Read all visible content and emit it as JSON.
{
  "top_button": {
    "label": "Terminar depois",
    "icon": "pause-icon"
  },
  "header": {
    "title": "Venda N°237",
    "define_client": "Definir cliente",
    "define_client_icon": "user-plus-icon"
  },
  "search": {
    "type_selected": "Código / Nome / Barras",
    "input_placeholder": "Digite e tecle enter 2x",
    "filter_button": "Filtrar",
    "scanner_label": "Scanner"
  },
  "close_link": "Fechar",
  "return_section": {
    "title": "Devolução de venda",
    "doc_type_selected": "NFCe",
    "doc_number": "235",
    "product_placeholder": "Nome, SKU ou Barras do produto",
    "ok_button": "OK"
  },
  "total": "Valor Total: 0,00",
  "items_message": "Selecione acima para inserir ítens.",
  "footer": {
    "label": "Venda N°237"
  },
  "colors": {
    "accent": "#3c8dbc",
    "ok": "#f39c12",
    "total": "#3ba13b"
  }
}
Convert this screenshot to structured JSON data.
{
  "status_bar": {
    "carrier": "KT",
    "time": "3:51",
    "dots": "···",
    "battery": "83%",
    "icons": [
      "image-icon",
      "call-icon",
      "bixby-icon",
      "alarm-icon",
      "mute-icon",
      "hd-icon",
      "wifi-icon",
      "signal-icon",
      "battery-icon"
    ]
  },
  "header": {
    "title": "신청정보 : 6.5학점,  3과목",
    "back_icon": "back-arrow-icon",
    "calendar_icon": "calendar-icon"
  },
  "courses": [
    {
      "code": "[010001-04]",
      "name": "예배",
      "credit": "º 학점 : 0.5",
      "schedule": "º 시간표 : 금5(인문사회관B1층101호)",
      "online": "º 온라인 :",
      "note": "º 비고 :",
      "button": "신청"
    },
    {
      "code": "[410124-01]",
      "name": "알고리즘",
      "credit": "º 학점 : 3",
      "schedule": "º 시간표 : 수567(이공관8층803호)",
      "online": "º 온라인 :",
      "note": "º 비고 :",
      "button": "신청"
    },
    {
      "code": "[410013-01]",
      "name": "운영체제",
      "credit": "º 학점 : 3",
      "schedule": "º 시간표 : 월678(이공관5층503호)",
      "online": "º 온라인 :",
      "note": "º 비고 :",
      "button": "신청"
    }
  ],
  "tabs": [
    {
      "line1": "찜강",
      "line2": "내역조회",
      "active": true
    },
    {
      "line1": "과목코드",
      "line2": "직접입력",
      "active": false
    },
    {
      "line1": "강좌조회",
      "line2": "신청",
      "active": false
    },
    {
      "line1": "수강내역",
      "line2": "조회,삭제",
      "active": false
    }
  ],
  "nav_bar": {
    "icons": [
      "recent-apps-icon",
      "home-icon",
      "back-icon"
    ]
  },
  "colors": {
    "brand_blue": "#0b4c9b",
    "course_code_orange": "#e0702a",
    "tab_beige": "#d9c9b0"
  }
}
==========
▶ _Instructions for the task_
Set every line of the listing down word for word.

▶ _Output of the task_
Read all visible content and emit it as JSON.
{
  "top_button": {
    "label": "Terminar depois",
    "icon": "pause-icon"
  },
  "header": {
    "title": "Venda N°237",
    "define_client": "Definir cliente",
    "define_client_icon": "user-plus-icon"
  },
  "search": {
    "type_selected": "Código / Nome / Barras",
    "input_placeholder": "Digite e tecle enter 2x",
    "filter_button": "Filtrar",
    "scanner_label": "Scanner"
  },
  "close_link": "Fechar",
  "return_section": {
    "title": "Devolução de venda",
    "doc_type_selected": "NFCe",
    "doc_number": "235",
    "product_placeholder": "Nome, SKU ou Barras do produto",
    "ok_button": "OK"
  },
  "total": "Valor Total: 0,00",
  "items_message": "Selecione acima para inserir ítens.",
  "footer": {
    "label": "Venda N°237"
  },
  "colors": {
    "accent": "#3c8dbc",
    "ok": "#f39c12",
    "total": "#3ba13b"
  }
}
Convert this screenshot to structured JSON data.
{
  "status_bar": {
    "carrier": "KT",
    "time": "3:51",
    "dots": "···",
    "battery": "83%",
    "icons": [
      "image-icon",
      "call-icon",
      "bixby-icon",
      "alarm-icon",
      "mute-icon",
      "hd-icon",
      "wifi-icon",
      "signal-icon",
      "battery-icon"
    ]
  },
  "header": {
    "title": "신청정보 : 6.5학점,  3과목",
    "back_icon": "back-arrow-icon",
    "calendar_icon": "calendar-icon"
  },
  "courses": [
    {
      "code": "[010001-04]",
      "name": "예배",
      "credit": "º 학점 : 0.5",
      "schedule": "º 시간표 : 금5(인문사회관B1층101호)",
      "online": "º 온라인 :",
      "note": "º 비고 :",
      "button": "신청"
    },
    {
      "code": "[410124-01]",
      "name": "알고리즘",
      "credit": "º 학점 : 3",
      "schedule": "º 시간표 : 수567(이공관8층803호)",
      "online": "º 온라인 :",
      "note": "º 비고 :",
      "button": "신청"
    },
    {
      "code": "[410013-01]",
      "name": "운영체제",
      "credit": "º 학점 : 3",
      "schedule": "º 시간표 : 월678(이공관5층503호)",
      "online": "º 온라인 :",
      "note": "º 비고 :",
      "button": "신청"
    }
  ],
  "tabs": [
    {
      "line1": "찜강",
      "line2": "내역조회",
      "active": true
    },
    {
      "line1": "과목코드",
      "line2": "직접입력",
      "active": false
    },
    {
      "line1": "강좌조회",
      "line2": "신청",
      "active": false
    },
    {
      "line1": "수강내역",
      "line2": "조회,삭제",
      "active": false
    }
  ],
  "nav_bar": {
    "icons": [
      "recent-apps-icon",
      "home-icon",
      "back-icon"
    ]
  },
  "colors": {
    "brand_blue": "#0b4c9b",
    "course_code_orange": "#e0702a",
    "tab_beige": "#d9c9b0"
  }
}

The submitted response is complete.